• EXERCISE BRIEF: Search the data for the word "JSON". Reproduce every line where it is found.

• EXTRACTED INFORMATION:

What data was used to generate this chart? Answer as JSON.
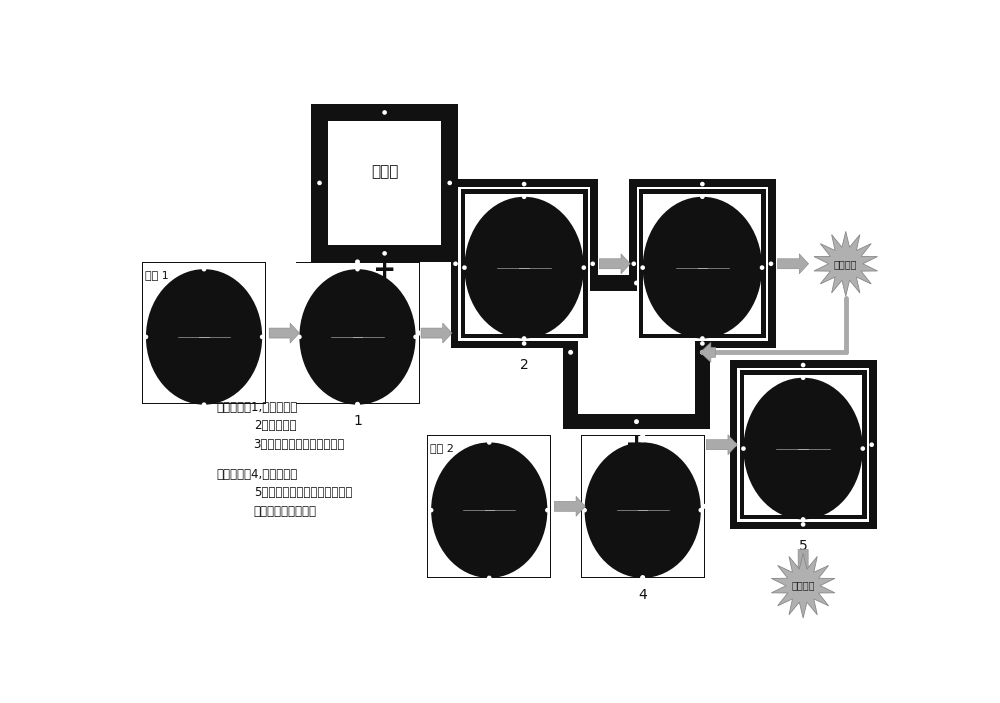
{
  "bg_color": "#ffffff",
  "dark": "#111111",
  "labels": {
    "mask_stage": "掩膜台",
    "mask1": "掩膜 1",
    "mask2": "掩膜 2",
    "uv": "紫外曝光",
    "step1_title": "一次曝光：1,掩膜作记号",
    "step1_2": "2，安装掩膜",
    "step1_3": "3，掩膜台上作掩膜位置记号",
    "step2_title": "二次曝光：4,掩膜作记号",
    "step2_5": "5，掩膜记号与掩膜台上的位置",
    "step2_5b": "记号对准，安装掩膜"
  }
}
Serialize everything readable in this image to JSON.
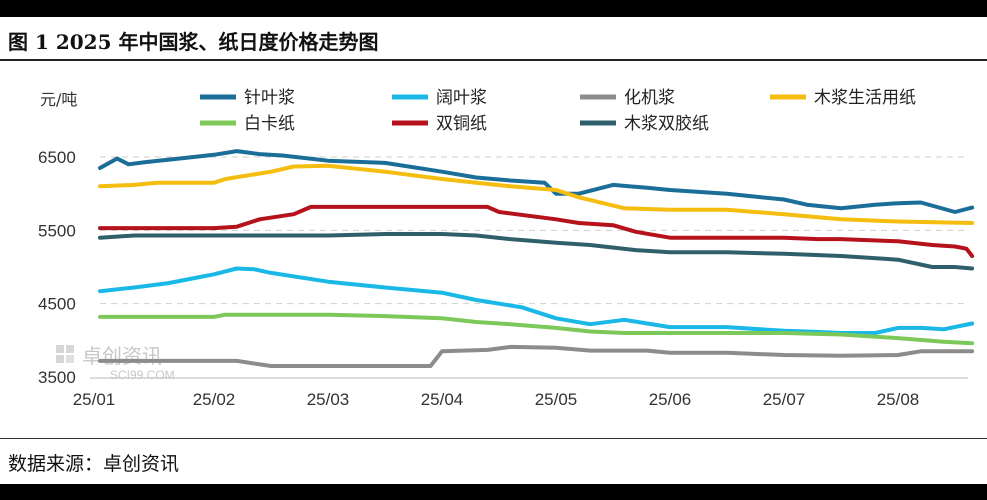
{
  "header": {
    "title": "图 1 2025 年中国浆、纸日度价格走势图"
  },
  "footer": {
    "source": "数据来源：卓创资讯"
  },
  "watermark": {
    "name": "卓创资讯",
    "site": "SCI99.COM"
  },
  "colors": {
    "针叶浆": "#1b6e98",
    "阔叶浆": "#19b8e6",
    "化机浆": "#8c8c8c",
    "木浆生活用纸": "#f5bd0f",
    "白卡纸": "#7cc95a",
    "双铜纸": "#b5121b",
    "木浆双胶纸": "#2f5f6b"
  },
  "chart_data": {
    "type": "line",
    "unit_label": "元/吨",
    "y_ticks": [
      3500,
      4500,
      5500,
      6500
    ],
    "ylim": [
      3500,
      6800
    ],
    "x_tick_labels": [
      "25/01",
      "25/02",
      "25/03",
      "25/04",
      "25/05",
      "25/06",
      "25/07",
      "25/08"
    ],
    "xlim": [
      0,
      7.65
    ],
    "grid": "dashed horizontal",
    "legend": "top",
    "series": [
      {
        "name": "针叶浆",
        "x": [
          0,
          0.15,
          0.25,
          0.4,
          0.7,
          1.0,
          1.2,
          1.4,
          1.6,
          2.0,
          2.5,
          3.0,
          3.3,
          3.6,
          3.9,
          4.0,
          4.2,
          4.5,
          4.8,
          5.0,
          5.5,
          5.8,
          6.0,
          6.2,
          6.5,
          6.8,
          7.0,
          7.2,
          7.5,
          7.65
        ],
        "y": [
          6350,
          6480,
          6400,
          6430,
          6480,
          6530,
          6580,
          6540,
          6520,
          6450,
          6420,
          6300,
          6220,
          6180,
          6150,
          6000,
          6000,
          6120,
          6080,
          6050,
          6000,
          5950,
          5920,
          5850,
          5800,
          5850,
          5870,
          5880,
          5750,
          5810
        ]
      },
      {
        "name": "阔叶浆",
        "x": [
          0,
          0.3,
          0.6,
          0.9,
          1.0,
          1.2,
          1.35,
          1.5,
          2.0,
          2.5,
          3.0,
          3.3,
          3.7,
          4.0,
          4.3,
          4.6,
          4.8,
          5.0,
          5.5,
          6.0,
          6.2,
          6.5,
          6.8,
          7.0,
          7.2,
          7.4,
          7.65
        ],
        "y": [
          4670,
          4720,
          4780,
          4870,
          4900,
          4980,
          4970,
          4920,
          4800,
          4720,
          4650,
          4550,
          4450,
          4300,
          4220,
          4280,
          4230,
          4180,
          4180,
          4130,
          4120,
          4100,
          4100,
          4170,
          4170,
          4150,
          4230
        ]
      },
      {
        "name": "化机浆",
        "x": [
          0,
          0.5,
          1.0,
          1.2,
          1.5,
          2.0,
          2.5,
          2.9,
          3.0,
          3.4,
          3.6,
          4.0,
          4.3,
          4.8,
          5.0,
          5.5,
          6.0,
          6.5,
          7.0,
          7.2,
          7.65
        ],
        "y": [
          3720,
          3720,
          3720,
          3720,
          3650,
          3650,
          3650,
          3650,
          3850,
          3870,
          3910,
          3900,
          3860,
          3860,
          3830,
          3830,
          3800,
          3790,
          3800,
          3850,
          3850
        ]
      },
      {
        "name": "木浆生活用纸",
        "x": [
          0,
          0.3,
          0.5,
          1.0,
          1.1,
          1.5,
          1.7,
          2.0,
          2.5,
          3.0,
          3.3,
          3.6,
          4.0,
          4.2,
          4.6,
          5.0,
          5.5,
          6.0,
          6.5,
          7.0,
          7.65
        ],
        "y": [
          6100,
          6120,
          6150,
          6150,
          6200,
          6300,
          6370,
          6380,
          6300,
          6200,
          6150,
          6100,
          6050,
          5950,
          5800,
          5780,
          5780,
          5720,
          5650,
          5620,
          5600
        ]
      },
      {
        "name": "白卡纸",
        "x": [
          0,
          0.5,
          1.0,
          1.1,
          1.5,
          2.0,
          2.5,
          3.0,
          3.3,
          3.6,
          4.0,
          4.3,
          4.6,
          5.0,
          5.5,
          6.0,
          6.5,
          7.0,
          7.4,
          7.65
        ],
        "y": [
          4320,
          4320,
          4320,
          4350,
          4350,
          4350,
          4330,
          4300,
          4250,
          4220,
          4170,
          4120,
          4100,
          4100,
          4100,
          4100,
          4080,
          4030,
          3980,
          3960
        ]
      },
      {
        "name": "双铜纸",
        "x": [
          0,
          0.5,
          1.0,
          1.2,
          1.4,
          1.7,
          1.85,
          2.0,
          2.5,
          3.0,
          3.4,
          3.5,
          4.0,
          4.2,
          4.5,
          4.7,
          5.0,
          5.5,
          6.0,
          6.3,
          6.5,
          7.0,
          7.3,
          7.5,
          7.6,
          7.65
        ],
        "y": [
          5530,
          5530,
          5530,
          5550,
          5650,
          5720,
          5820,
          5820,
          5820,
          5820,
          5820,
          5750,
          5650,
          5600,
          5570,
          5480,
          5400,
          5400,
          5400,
          5380,
          5380,
          5350,
          5300,
          5280,
          5250,
          5150
        ]
      },
      {
        "name": "木浆双胶纸",
        "x": [
          0,
          0.3,
          0.5,
          1.0,
          1.5,
          2.0,
          2.5,
          3.0,
          3.3,
          3.6,
          4.0,
          4.3,
          4.7,
          5.0,
          5.5,
          6.0,
          6.5,
          7.0,
          7.3,
          7.5,
          7.65
        ],
        "y": [
          5400,
          5430,
          5430,
          5430,
          5430,
          5430,
          5450,
          5450,
          5430,
          5380,
          5330,
          5300,
          5230,
          5200,
          5200,
          5180,
          5150,
          5100,
          5000,
          5000,
          4980
        ]
      }
    ]
  }
}
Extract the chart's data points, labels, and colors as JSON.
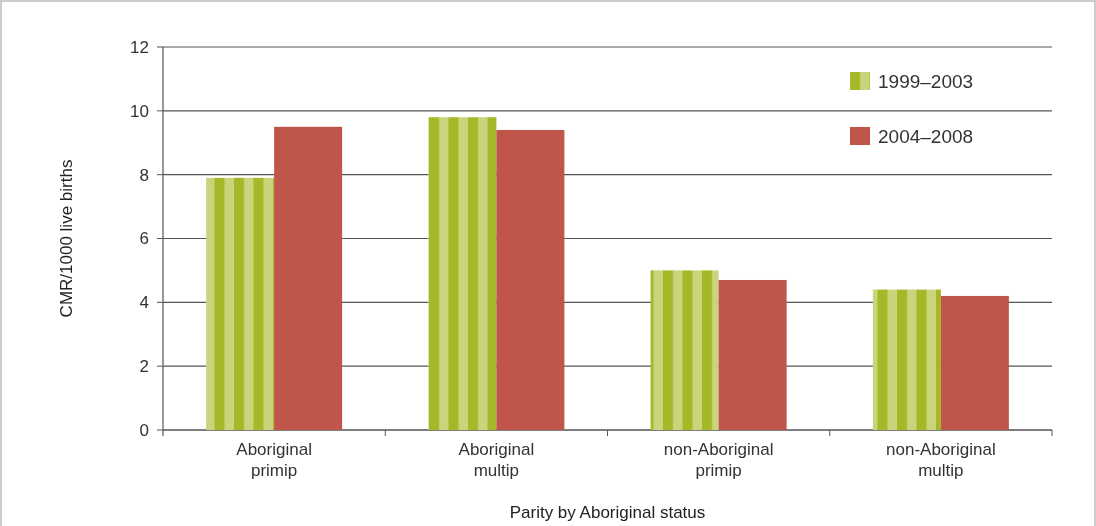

• RESPONSE TO THE TASK:
What data was used to generate this chart? Answer as JSON.
Serialize everything readable in this image to JSON.
Extract the chart's data points, labels, and colors as JSON.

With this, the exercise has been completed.